⟨

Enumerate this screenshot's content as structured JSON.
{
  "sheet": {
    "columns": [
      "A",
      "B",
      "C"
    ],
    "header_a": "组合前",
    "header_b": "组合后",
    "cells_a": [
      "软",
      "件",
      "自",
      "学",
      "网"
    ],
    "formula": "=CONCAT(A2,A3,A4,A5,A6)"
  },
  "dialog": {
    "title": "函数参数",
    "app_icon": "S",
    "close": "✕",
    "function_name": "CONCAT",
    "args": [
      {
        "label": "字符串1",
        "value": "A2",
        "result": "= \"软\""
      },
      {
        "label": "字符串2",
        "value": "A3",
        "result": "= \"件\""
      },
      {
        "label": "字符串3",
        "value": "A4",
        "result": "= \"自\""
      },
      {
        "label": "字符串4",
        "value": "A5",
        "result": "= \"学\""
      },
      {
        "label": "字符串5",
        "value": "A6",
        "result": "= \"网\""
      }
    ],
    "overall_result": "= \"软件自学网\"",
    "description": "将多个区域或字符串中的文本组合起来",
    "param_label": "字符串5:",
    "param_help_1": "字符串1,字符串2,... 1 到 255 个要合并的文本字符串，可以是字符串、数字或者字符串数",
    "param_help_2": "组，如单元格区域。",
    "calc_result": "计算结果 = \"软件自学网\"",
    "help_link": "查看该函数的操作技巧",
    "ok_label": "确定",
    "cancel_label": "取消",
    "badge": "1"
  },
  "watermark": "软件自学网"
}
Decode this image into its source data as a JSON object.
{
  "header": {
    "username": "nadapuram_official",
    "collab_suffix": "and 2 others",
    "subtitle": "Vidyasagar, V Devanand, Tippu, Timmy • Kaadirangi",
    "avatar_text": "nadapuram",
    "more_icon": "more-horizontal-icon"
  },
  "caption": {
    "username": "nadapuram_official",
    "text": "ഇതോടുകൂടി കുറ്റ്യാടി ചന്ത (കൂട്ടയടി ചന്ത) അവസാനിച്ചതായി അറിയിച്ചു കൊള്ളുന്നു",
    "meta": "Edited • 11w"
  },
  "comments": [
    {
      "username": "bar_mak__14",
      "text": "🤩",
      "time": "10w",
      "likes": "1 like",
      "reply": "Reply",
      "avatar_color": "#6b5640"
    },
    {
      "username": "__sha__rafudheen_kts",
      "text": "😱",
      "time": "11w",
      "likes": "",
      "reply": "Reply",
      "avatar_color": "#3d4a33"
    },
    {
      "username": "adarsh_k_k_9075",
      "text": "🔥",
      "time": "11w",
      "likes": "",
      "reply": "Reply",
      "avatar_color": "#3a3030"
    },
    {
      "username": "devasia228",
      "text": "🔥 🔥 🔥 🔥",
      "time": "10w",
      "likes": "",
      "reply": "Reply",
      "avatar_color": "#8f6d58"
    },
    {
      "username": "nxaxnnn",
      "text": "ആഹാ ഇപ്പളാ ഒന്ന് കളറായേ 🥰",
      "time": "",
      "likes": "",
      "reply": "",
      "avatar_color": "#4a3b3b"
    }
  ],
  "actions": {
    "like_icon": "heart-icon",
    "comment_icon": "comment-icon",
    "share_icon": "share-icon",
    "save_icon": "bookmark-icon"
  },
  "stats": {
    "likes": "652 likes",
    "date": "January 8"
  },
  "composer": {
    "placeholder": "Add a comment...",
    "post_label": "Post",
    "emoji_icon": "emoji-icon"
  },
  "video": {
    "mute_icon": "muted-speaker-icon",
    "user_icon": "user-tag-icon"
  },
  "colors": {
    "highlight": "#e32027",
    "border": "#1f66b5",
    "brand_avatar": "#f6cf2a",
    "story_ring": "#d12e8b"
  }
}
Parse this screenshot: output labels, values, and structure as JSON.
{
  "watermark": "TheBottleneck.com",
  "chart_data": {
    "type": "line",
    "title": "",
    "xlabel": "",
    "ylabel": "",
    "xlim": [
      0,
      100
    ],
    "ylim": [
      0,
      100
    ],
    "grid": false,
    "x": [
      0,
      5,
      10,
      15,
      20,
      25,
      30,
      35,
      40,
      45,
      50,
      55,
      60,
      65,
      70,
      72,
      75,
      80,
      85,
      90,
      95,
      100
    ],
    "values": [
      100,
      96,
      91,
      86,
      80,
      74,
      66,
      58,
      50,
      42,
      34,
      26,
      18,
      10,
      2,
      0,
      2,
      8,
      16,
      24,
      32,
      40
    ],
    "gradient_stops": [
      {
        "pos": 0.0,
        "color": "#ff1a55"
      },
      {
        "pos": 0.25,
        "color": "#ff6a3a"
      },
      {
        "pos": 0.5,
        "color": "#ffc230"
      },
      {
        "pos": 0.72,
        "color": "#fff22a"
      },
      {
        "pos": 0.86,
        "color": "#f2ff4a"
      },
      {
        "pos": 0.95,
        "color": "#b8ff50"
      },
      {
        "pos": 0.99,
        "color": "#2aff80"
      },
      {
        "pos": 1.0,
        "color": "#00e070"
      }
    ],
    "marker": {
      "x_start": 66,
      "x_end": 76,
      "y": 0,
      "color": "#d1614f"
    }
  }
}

⟩

__WHAT IS NEEDED__: Each line must be given again exactly as written above.

__TASK RESULT__:
Enumerate this screenshot's content as structured JSON.
{
  "sheet": {
    "columns": [
      "A",
      "B",
      "C"
    ],
    "header_a": "组合前",
    "header_b": "组合后",
    "cells_a": [
      "软",
      "件",
      "自",
      "学",
      "网"
    ],
    "formula": "=CONCAT(A2,A3,A4,A5,A6)"
  },
  "dialog": {
    "title": "函数参数",
    "app_icon": "S",
    "close": "✕",
    "function_name": "CONCAT",
    "args": [
      {
        "label": "字符串1",
        "value": "A2",
        "result": "= \"软\""
      },
      {
        "label": "字符串2",
        "value": "A3",
        "result": "= \"件\""
      },
      {
        "label": "字符串3",
        "value": "A4",
        "result": "= \"自\""
      },
      {
        "label": "字符串4",
        "value": "A5",
        "result": "= \"学\""
      },
      {
        "label": "字符串5",
        "value": "A6",
        "result": "= \"网\""
      }
    ],
    "overall_result": "= \"软件自学网\"",
    "description": "将多个区域或字符串中的文本组合起来",
    "param_label": "字符串5:",
    "param_help_1": "字符串1,字符串2,... 1 到 255 个要合并的文本字符串，可以是字符串、数字或者字符串数",
    "param_help_2": "组，如单元格区域。",
    "calc_result": "计算结果 = \"软件自学网\"",
    "help_link": "查看该函数的操作技巧",
    "ok_label": "确定",
    "cancel_label": "取消",
    "badge": "1"
  },
  "watermark": "软件自学网"
}
Decode this image into its source data as a JSON object.
{
  "header": {
    "username": "nadapuram_official",
    "collab_suffix": "and 2 others",
    "subtitle": "Vidyasagar, V Devanand, Tippu, Timmy • Kaadirangi",
    "avatar_text": "nadapuram",
    "more_icon": "more-horizontal-icon"
  },
  "caption": {
    "username": "nadapuram_official",
    "text": "ഇതോടുകൂടി കുറ്റ്യാടി ചന്ത (കൂട്ടയടി ചന്ത) അവസാനിച്ചതായി അറിയിച്ചു കൊള്ളുന്നു",
    "meta": "Edited • 11w"
  },
  "comments": [
    {
      "username": "bar_mak__14",
      "text": "🤩",
      "time": "10w",
      "likes": "1 like",
      "reply": "Reply",
      "avatar_color": "#6b5640"
    },
    {
      "username": "__sha__rafudheen_kts",
      "text": "😱",
      "time": "11w",
      "likes": "",
      "reply": "Reply",
      "avatar_color": "#3d4a33"
    },
    {
      "username": "adarsh_k_k_9075",
      "text": "🔥",
      "time": "11w",
      "likes": "",
      "reply": "Reply",
      "avatar_color": "#3a3030"
    },
    {
      "username": "devasia228",
      "text": "🔥 🔥 🔥 🔥",
      "time": "10w",
      "likes": "",
      "reply": "Reply",
      "avatar_color": "#8f6d58"
    },
    {
      "username": "nxaxnnn",
      "text": "ആഹാ ഇപ്പളാ ഒന്ന് കളറായേ 🥰",
      "time": "",
      "likes": "",
      "reply": "",
      "avatar_color": "#4a3b3b"
    }
  ],
  "actions": {
    "like_icon": "heart-icon",
    "comment_icon": "comment-icon",
    "share_icon": "share-icon",
    "save_icon": "bookmark-icon"
  },
  "stats": {
    "likes": "652 likes",
    "date": "January 8"
  },
  "composer": {
    "placeholder": "Add a comment...",
    "post_label": "Post",
    "emoji_icon": "emoji-icon"
  },
  "video": {
    "mute_icon": "muted-speaker-icon",
    "user_icon": "user-tag-icon"
  },
  "colors": {
    "highlight": "#e32027",
    "border": "#1f66b5",
    "brand_avatar": "#f6cf2a",
    "story_ring": "#d12e8b"
  }
}
Parse this screenshot: output labels, values, and structure as JSON.
{
  "watermark": "TheBottleneck.com",
  "chart_data": {
    "type": "line",
    "title": "",
    "xlabel": "",
    "ylabel": "",
    "xlim": [
      0,
      100
    ],
    "ylim": [
      0,
      100
    ],
    "grid": false,
    "x": [
      0,
      5,
      10,
      15,
      20,
      25,
      30,
      35,
      40,
      45,
      50,
      55,
      60,
      65,
      70,
      72,
      75,
      80,
      85,
      90,
      95,
      100
    ],
    "values": [
      100,
      96,
      91,
      86,
      80,
      74,
      66,
      58,
      50,
      42,
      34,
      26,
      18,
      10,
      2,
      0,
      2,
      8,
      16,
      24,
      32,
      40
    ],
    "gradient_stops": [
      {
        "pos": 0.0,
        "color": "#ff1a55"
      },
      {
        "pos": 0.25,
        "color": "#ff6a3a"
      },
      {
        "pos": 0.5,
        "color": "#ffc230"
      },
      {
        "pos": 0.72,
        "color": "#fff22a"
      },
      {
        "pos": 0.86,
        "color": "#f2ff4a"
      },
      {
        "pos": 0.95,
        "color": "#b8ff50"
      },
      {
        "pos": 0.99,
        "color": "#2aff80"
      },
      {
        "pos": 1.0,
        "color": "#00e070"
      }
    ],
    "marker": {
      "x_start": 66,
      "x_end": 76,
      "y": 0,
      "color": "#d1614f"
    }
  }
}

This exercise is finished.